Occasionally, I come across a movie that is extremely well-done, in terms of direction, acting, cinematography, etc. — and I recognize that it’s a great movie and an extraordinary piece of artistry — but it’s so offputting, or disturbing, that I never really want to see it again.
Examples for me are Dead Ringers, Eraserhead, and Requiem for a Dream. I would call all three of them excellent movies, but I never want to put them in front of my eyeballs ever ever ever again.
Pan’s Labyrinth comes to mind
i can understand what your saying about eraserhead,and i’m big lynch fan it really depends on a number of factors.
I bet that Salo (even though I personally haven’t seen it, but want to… kind of) tops this list.
I’ve seen Dances With Wolves twice and I just don’t think i can sit through it again. Ditto Requiem For a Dream, although for different reasons. However, my memory is so bad, I believe most great films, or even good ones for that matter, can benefit from multiple viewings. Certainly in my case, anyway.
Good call on Requiem For a Dream. I was blown away the first time I saw it years ago, and I still hold it in high regard, however I haven’t seen it since and have no intention of seeing it in the future. It’s difficult to watch such self-destruction on screen multiple times with getting depressed yourself.
Another one, for me, was Cache. A finely made film with a HELL of a lot of depth, and it was one of my favorite films the year it came out, but its dark and depressing mood makes me hesitate in watching it again. You could only take so much of it before you get sad yourself.
Salo for sure, just saw it last night. And to be totally honest, Rashomon. Nothing wrong with it, but I saw it several times before i started film school and ive had to watch it at least twice more since, I’m getting tired of it.
Salo defintely one that will take a really long time for me to view.Also the passion of the christ, the blair witch project.
This might be a kind of contradictory topic, depending on the rule for great. Roger Ebert recently approvingly quoted another critic’s definition: a movie you cannot imagine never seeing again.
But, I see what you’re saying: movies you know are well-done but which aren’t ones you want to sit through again. For a long time, I would have said “Crumb,” which I thought was just brilliant, and the best imaginable portrait of a unique American artist. At the same time, it depressed me. Crumb’s whole family (by which I mean his parents and brothers) just seemed so sad and pathetic and hopeless, and they made life seem that way too. I thought I never wanted to look at them again.

++++++

_To be done_
1/ Count the lines of the rows that contain the string "header", and give only the number.
2/ Carry on the discussion of excellent movies people never want to watch again, picking up after its final sentence.
The rows that come next are unrelated to the text.

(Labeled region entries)

++++++

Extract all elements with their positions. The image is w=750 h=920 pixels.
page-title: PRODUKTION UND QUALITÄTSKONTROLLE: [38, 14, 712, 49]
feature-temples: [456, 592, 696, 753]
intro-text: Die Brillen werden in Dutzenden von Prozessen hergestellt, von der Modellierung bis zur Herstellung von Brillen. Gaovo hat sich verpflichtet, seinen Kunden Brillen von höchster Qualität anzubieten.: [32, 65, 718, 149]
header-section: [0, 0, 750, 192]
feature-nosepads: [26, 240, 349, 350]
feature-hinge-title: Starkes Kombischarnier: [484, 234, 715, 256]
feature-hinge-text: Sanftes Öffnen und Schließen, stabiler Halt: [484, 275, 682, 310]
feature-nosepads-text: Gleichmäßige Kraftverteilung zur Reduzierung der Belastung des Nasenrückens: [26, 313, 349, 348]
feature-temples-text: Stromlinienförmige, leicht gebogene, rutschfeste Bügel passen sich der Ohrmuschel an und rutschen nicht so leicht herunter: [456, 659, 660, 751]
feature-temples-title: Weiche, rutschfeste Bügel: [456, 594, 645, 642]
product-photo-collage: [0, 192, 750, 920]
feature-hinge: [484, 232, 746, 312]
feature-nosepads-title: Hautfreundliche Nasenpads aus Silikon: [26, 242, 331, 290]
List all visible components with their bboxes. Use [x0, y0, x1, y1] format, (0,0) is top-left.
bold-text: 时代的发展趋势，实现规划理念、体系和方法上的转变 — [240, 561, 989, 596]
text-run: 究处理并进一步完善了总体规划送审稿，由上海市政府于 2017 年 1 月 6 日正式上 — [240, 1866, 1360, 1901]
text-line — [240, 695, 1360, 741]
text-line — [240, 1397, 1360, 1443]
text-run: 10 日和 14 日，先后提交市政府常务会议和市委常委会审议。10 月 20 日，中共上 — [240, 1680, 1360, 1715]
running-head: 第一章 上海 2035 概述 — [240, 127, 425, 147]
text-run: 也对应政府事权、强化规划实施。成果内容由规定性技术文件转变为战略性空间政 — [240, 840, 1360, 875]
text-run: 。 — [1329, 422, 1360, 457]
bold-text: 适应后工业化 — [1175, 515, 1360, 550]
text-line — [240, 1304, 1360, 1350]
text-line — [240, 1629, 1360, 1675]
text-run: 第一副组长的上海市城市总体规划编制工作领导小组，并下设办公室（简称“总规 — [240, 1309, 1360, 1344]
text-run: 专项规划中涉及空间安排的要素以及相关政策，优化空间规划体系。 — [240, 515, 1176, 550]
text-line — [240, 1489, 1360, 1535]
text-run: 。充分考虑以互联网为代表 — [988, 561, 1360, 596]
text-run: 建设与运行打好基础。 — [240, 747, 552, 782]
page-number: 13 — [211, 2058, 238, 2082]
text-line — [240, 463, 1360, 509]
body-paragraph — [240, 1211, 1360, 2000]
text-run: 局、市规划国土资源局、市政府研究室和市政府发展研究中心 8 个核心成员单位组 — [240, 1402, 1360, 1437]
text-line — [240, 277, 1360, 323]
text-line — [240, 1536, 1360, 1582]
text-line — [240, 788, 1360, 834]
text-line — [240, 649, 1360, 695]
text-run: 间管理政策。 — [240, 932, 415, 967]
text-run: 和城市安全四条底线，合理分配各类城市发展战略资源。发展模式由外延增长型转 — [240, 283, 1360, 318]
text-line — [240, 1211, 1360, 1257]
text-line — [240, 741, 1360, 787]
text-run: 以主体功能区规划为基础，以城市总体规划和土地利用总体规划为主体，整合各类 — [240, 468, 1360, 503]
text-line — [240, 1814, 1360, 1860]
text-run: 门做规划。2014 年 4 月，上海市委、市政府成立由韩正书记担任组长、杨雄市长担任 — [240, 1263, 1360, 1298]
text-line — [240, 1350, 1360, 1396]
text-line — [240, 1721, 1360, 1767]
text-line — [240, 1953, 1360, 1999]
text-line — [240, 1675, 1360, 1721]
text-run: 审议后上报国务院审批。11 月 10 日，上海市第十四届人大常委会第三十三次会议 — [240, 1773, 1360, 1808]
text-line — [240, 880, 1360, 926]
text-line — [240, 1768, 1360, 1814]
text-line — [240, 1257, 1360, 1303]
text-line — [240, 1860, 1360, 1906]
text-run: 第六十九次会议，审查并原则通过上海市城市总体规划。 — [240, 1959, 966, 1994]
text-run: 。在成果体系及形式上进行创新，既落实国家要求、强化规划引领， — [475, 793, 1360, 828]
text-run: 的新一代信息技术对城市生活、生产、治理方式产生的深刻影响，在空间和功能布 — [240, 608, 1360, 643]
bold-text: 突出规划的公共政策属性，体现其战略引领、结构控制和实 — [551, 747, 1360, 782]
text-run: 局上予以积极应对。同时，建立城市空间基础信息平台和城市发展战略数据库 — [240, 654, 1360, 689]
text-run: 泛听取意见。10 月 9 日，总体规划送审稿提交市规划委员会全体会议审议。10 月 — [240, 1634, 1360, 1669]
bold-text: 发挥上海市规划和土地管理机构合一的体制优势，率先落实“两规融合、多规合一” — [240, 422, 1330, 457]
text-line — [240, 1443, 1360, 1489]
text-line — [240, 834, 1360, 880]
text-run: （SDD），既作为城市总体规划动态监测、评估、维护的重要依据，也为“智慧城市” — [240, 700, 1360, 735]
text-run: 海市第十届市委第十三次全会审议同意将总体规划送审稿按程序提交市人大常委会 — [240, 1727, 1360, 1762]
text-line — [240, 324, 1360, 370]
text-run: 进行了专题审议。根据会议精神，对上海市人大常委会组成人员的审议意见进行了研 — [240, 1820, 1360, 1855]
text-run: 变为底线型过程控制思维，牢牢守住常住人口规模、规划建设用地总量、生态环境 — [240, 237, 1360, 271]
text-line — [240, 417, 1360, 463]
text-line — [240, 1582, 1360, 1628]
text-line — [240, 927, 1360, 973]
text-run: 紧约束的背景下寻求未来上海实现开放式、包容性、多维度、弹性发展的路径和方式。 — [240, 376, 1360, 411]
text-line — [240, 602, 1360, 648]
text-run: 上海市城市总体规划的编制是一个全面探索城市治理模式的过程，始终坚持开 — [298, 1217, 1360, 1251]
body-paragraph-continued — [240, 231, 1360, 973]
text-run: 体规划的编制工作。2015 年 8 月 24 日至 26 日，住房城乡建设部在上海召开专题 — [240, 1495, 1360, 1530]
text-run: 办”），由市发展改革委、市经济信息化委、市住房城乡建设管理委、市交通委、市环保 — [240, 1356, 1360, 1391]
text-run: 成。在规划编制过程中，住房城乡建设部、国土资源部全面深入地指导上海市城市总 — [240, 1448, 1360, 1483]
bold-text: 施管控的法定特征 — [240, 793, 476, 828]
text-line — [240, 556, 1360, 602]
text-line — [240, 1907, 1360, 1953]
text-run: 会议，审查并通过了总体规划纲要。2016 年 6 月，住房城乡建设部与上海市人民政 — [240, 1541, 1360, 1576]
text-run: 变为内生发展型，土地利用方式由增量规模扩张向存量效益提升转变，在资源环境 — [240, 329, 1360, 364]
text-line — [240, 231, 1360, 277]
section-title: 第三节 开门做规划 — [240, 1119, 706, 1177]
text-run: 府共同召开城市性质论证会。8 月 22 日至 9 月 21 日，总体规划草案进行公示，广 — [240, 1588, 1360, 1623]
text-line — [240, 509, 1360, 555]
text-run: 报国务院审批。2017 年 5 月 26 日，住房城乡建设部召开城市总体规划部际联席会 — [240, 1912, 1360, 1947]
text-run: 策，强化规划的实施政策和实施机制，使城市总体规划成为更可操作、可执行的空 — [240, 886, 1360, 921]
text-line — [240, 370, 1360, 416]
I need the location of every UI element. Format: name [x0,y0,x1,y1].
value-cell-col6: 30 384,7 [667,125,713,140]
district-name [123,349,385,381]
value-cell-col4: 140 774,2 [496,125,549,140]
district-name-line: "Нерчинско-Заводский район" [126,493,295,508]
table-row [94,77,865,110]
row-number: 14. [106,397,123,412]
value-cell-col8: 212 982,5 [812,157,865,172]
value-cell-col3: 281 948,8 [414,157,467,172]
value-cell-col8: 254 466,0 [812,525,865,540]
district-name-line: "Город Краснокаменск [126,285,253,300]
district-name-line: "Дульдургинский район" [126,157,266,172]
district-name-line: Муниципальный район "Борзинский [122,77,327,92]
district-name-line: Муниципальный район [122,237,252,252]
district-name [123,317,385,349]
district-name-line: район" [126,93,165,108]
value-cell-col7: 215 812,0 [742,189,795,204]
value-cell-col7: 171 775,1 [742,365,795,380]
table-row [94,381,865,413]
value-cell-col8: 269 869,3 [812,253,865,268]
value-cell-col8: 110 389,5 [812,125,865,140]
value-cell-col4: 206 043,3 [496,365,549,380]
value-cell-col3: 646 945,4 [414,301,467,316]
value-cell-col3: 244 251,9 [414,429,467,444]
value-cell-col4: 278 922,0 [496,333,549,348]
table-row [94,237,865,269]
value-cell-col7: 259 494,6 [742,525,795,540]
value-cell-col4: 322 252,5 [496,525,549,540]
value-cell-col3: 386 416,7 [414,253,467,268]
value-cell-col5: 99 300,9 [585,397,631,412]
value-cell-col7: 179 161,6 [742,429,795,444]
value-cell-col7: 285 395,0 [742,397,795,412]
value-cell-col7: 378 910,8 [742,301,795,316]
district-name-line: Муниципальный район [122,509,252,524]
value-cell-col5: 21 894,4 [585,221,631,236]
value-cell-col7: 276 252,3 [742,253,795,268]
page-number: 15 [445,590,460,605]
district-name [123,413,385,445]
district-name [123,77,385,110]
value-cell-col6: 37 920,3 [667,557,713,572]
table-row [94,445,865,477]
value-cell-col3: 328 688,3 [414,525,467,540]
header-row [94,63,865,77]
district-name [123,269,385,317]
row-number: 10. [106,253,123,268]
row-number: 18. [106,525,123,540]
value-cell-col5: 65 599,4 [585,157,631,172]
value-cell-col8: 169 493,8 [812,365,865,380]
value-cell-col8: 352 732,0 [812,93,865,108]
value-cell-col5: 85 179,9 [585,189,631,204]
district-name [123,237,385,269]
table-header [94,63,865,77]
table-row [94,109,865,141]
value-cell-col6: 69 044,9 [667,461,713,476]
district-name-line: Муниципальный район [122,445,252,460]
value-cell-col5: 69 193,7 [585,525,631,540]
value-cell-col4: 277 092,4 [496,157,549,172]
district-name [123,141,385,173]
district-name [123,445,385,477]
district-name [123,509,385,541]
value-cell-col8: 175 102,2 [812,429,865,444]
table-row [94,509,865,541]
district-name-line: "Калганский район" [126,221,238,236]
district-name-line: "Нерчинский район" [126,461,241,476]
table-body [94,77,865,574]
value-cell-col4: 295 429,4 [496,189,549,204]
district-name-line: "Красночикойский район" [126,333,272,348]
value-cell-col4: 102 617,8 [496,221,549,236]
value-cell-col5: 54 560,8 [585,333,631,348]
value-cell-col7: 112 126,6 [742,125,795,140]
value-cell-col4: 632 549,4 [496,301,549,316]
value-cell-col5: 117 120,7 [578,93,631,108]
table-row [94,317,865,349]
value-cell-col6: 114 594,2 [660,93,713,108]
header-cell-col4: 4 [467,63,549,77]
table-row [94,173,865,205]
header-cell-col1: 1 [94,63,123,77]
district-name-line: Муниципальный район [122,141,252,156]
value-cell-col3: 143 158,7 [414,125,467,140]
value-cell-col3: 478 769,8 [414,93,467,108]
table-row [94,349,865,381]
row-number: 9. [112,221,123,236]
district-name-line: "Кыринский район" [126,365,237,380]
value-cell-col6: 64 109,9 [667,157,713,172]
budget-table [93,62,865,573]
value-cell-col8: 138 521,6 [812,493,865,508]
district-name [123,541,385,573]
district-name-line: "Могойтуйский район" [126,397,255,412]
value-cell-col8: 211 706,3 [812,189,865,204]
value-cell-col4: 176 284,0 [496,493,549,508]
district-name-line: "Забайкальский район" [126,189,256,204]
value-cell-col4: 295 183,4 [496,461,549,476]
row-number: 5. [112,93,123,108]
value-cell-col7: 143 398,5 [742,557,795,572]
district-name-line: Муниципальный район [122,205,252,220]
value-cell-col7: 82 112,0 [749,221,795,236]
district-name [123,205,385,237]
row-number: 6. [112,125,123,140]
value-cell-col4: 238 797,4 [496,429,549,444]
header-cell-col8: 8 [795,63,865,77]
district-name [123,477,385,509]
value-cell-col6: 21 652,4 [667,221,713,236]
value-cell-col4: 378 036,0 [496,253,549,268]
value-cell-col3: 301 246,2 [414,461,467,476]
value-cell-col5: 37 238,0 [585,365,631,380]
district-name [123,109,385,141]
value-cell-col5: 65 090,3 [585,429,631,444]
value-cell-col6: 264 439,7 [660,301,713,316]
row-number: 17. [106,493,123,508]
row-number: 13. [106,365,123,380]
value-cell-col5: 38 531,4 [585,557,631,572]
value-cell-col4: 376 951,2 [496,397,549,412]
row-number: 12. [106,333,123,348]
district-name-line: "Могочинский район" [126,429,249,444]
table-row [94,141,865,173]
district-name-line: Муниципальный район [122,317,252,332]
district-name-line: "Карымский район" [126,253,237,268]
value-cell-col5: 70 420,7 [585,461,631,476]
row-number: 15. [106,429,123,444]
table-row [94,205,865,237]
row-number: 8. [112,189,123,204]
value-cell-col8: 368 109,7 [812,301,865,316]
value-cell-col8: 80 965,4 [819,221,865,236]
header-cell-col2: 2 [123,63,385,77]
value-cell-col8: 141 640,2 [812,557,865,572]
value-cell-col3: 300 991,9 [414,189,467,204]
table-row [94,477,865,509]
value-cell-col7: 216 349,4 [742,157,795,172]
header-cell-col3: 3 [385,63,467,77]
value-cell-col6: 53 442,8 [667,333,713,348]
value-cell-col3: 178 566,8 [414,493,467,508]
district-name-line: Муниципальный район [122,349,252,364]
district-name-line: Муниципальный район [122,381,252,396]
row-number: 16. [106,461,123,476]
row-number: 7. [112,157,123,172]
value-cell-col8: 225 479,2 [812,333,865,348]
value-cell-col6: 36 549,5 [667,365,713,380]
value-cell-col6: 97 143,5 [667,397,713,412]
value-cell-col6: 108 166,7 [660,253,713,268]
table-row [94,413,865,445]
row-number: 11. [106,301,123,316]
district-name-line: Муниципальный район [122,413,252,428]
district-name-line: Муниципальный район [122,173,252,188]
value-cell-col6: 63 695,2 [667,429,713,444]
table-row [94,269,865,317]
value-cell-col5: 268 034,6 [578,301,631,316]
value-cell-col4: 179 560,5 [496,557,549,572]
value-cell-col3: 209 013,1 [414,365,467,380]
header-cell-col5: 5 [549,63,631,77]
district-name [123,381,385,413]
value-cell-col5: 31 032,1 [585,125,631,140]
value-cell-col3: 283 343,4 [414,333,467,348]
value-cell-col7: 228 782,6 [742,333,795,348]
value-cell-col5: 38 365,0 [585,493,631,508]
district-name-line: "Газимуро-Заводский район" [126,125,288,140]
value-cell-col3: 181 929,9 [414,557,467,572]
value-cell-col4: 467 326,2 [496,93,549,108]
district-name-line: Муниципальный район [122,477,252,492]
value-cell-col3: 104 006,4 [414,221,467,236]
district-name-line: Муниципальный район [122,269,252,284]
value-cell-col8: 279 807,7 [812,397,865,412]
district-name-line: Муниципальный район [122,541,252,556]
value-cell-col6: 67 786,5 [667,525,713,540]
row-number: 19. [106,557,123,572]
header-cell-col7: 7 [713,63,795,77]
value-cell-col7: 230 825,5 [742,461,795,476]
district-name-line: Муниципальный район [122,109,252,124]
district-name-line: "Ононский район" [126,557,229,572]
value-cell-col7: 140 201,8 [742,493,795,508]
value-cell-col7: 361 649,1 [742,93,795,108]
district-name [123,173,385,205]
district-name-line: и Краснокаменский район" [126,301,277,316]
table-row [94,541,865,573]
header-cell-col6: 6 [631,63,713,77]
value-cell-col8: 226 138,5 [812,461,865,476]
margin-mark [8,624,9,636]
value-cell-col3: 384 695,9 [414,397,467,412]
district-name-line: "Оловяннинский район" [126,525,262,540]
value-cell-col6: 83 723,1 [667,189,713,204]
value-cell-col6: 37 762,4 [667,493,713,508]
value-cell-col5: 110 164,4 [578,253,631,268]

++++++

_Outputs_
1/ 11

2/
Then, a few years ago, I was in a hotel and that was all that was on. I watched it again, and the bad or sad parts didn’t stick with me quite as hard. I felt a little more comfortable with it the second go-round.
I’m on board with “Passion of the Christ”. Very well made, but . . . oh my, what a beating!
Most long movies…Like Lawrence of Arabia, Seven Samurai. Or movies like Clean, Shaven. I thought it was a very good movie, but it took quite a bit to get through it. I would watch Seven Samurai whenever I get the opportunity though. It’s such a good movie.
I wouldn’t call any of these great movies, except Eraserhead and Rashomon. And I don’t no anyone who would want to make Salo a more than one-time occasion.
Salo, and The Thin Red Line, both dvds I own. Terence Malick is one of my favorite directors, esp. on visual terms. But I couldn’t bear watching The Thin Red Line again. I think it’s one of the best war dramas ever made – but the one that really freaked me out. Maybe because of my past combat experiences, this is a film that really hits the nerve in many ways. I spoke to an old Vietnam vet in my ‘hood, as well as some fellow vets from the recent war – and we agreed that the long stretch of scenes, where the GIs couldn’t see the enemies over the hills, is quite nauseating. The whole mood of the film is dark, sad, depressing and hopeless. The final scene where a young delusional grunt talks about how things are going to be just fine is quite frankly, pathetic. But very realistic.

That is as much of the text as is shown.